With all the vigour, however, the partners held each other at arm's length and leapt about with hardly any conversation and almost expressionless faces, like marionettes. Each dance ended with two loud stamps, followed by a silence. Then the women retired to their benches and the men to their groups, with self-conscious laughter.

Amid such segregation and decorum, sailors or other bachelor visitors were surprised to learn that many island romances began at the 'dawnces'. They were cautioned that it would have been improper for men and women to sit together, and shocking for a youth to seek out a girl. To dance three times with the same girl was a sign of courting. No young man was permitted to escort a girl home unless they were publicly engaged.

Even the elders were astonishingly nimble. In later years the redoubtable Mrs Repetto, long a grandmother, was seen to demonstrate the island dances for outsiders as briskly as a girl.

The climax was always the last dance, the 'Pillow Dawnce', which grew into a sort of chain dance, to the lively squeak of accordion or  p163 fiddle. First a man shuffled around the room, clasping a pillow. He plumped it down on the floor before the lady of his choice and fell to his knees. Amid guffawing and shrieking, they exchanged a pecking kiss. Then the girl rose and received the pillow, now the first man trailing behind her, it was her turn to repeat the performance before another gentleman. The modest maiden usually hastened to dump her burden before her nearest male relative. He then took his place at the head, and gradually the queue lengthened until the whole roomful was jogging along after the latest custodian of the pillow.

» DATA EXTRACT
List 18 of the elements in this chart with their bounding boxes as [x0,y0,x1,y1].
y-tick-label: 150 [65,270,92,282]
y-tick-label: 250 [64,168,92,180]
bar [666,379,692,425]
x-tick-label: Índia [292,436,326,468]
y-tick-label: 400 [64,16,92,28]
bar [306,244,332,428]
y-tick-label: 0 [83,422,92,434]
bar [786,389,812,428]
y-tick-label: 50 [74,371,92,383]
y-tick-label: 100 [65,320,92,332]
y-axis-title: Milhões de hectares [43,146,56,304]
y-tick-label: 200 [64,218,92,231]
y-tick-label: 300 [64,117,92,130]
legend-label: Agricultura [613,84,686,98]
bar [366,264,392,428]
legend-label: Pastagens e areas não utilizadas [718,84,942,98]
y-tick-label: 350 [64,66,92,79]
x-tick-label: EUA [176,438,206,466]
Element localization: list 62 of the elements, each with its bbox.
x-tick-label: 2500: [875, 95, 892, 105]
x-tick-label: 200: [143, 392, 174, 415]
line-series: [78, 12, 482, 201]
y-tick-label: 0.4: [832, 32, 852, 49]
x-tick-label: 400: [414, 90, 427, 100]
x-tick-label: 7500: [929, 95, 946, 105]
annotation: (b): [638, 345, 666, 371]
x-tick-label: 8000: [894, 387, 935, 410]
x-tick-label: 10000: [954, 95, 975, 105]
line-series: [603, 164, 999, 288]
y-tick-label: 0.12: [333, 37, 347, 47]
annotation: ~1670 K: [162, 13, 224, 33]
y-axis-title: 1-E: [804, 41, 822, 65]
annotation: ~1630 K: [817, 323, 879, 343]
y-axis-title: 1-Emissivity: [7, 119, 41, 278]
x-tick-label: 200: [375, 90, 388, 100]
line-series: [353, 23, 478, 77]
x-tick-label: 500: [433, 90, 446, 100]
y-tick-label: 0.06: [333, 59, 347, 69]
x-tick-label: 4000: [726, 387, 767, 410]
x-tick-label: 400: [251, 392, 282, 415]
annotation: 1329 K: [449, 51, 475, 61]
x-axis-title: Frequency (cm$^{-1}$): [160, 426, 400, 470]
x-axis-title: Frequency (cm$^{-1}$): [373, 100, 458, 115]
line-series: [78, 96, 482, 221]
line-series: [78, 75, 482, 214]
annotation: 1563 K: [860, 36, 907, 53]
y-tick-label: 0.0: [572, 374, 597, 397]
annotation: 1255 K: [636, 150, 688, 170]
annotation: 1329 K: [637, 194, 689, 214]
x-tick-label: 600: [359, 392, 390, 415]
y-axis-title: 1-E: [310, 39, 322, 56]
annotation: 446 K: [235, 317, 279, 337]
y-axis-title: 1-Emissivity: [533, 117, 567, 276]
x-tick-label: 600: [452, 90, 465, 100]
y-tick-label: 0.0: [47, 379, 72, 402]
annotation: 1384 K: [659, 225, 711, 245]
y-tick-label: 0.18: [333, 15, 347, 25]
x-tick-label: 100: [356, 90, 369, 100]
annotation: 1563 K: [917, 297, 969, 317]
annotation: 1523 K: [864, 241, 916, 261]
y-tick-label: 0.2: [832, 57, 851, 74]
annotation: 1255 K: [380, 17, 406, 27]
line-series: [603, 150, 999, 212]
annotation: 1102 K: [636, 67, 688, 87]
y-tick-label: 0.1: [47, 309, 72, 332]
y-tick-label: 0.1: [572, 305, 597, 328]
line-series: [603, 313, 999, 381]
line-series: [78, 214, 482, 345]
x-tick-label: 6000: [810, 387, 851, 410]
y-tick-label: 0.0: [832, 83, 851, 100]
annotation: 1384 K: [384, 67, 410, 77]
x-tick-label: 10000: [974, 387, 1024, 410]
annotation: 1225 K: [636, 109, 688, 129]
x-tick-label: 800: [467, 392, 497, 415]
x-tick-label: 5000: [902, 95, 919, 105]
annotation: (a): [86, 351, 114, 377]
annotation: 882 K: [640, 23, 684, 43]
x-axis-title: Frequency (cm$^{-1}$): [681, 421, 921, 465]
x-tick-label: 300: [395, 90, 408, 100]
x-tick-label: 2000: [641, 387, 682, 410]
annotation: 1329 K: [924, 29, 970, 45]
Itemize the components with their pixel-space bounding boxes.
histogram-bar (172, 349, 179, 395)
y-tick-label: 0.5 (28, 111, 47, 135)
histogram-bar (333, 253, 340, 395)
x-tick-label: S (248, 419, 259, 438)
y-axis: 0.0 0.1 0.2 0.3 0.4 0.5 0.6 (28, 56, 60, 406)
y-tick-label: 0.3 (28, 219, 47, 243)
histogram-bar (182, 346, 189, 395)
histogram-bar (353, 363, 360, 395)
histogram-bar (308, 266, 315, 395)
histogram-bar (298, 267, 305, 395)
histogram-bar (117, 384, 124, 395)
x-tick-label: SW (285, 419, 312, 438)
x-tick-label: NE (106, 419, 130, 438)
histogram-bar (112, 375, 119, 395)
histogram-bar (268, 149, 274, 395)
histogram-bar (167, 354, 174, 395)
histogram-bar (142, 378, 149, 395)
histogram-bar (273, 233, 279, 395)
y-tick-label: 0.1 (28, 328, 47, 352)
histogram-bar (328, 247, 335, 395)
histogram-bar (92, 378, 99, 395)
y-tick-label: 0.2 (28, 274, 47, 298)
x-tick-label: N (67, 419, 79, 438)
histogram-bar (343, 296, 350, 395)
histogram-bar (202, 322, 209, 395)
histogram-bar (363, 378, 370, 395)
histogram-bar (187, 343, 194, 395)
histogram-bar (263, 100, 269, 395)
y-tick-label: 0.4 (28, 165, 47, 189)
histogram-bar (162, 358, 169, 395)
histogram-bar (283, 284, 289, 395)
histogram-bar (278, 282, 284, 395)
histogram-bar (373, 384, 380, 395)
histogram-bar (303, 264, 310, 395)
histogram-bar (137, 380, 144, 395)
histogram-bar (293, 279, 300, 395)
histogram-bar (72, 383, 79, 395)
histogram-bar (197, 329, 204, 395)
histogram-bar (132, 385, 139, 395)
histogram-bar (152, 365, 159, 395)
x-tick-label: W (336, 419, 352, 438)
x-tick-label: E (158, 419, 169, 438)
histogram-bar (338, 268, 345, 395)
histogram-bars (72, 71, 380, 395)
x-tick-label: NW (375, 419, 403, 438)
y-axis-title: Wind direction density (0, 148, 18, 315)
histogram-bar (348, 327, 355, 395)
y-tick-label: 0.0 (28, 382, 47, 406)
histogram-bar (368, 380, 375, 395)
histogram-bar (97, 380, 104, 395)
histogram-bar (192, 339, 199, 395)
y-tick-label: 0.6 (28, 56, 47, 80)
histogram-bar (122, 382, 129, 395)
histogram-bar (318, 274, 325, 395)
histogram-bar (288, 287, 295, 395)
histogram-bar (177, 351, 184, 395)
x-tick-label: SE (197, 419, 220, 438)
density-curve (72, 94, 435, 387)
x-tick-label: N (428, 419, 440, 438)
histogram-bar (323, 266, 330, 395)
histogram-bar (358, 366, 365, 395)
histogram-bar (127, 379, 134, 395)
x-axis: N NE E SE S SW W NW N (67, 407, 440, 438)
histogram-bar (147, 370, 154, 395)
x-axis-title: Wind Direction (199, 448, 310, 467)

» REQUIRED ACTIONS
a) Summarize the passage on the island dances in two sentences.
b) Output the part of the passage on the island dances that opens with the words containing "Amid such segregation" and closes with "briskly as a girl.".
c) Go on with the passage on the island dances from where it stops.

» ANSWERS
a) At the island dances, partners leapt about vigorously but held each other at arm's length with little conversation, and men and women kept apart between dances, yet many romances began there under strict rules of courtship. Even the elders danced nimbly, and the climax was always the last dance, the Pillow Dance, in which a pillow passed from one partner to the next with a kiss until the whole room was jogging along in a chain.

b)
Amid such segregation and decorum, sailors or other bachelor visitors were surprised to learn that many island romances began at the 'dawnces'. They were cautioned that it would have been improper for men and women to sit together, and shocking for a youth to seek out a girl. To dance three times with the same girl was a sign of courting. No young man was permitted to escort a girl home unless they were publicly engaged.

Even the elders were astonishingly nimble. In later years the redoubtable Mrs Repetto, long a grandmother, was seen to demonstrate the island dances for outsiders as briskly as a girl.

c)
In the very lean times Mrs Barrow found cold water to be the only refreshment. There was even a little real tea — 'hot drink' — if the mission stores had arrived.

The dances usually ended at about ten o'clock, though there are a few records of noisy prancing until the wee hours. Then everyone scattered homeward through the dim village, with boys carrying torches which blazed and smoked in the wind, and the vastness of the sea and the darkness.

'The prettiest dancing,' the missionaries decided, 'is by the children.'

The children's dances, held on holiday afternoons, especially at Christmas stime, were replicas of the grown‑ups'. So were their costumes, on the whole, with the little girls in white frocks with ribbons and beads, and the little boys in white sailor suits and long white stockings. The same musicians wagged their cheerful instruments, and the missionaries provided sweets when any were available.

'They love dancing,' remarked Mrs Barrow. Even the youngest stood up in pairs. The girls were openly eager and adroit, but the boys were shy and diffident.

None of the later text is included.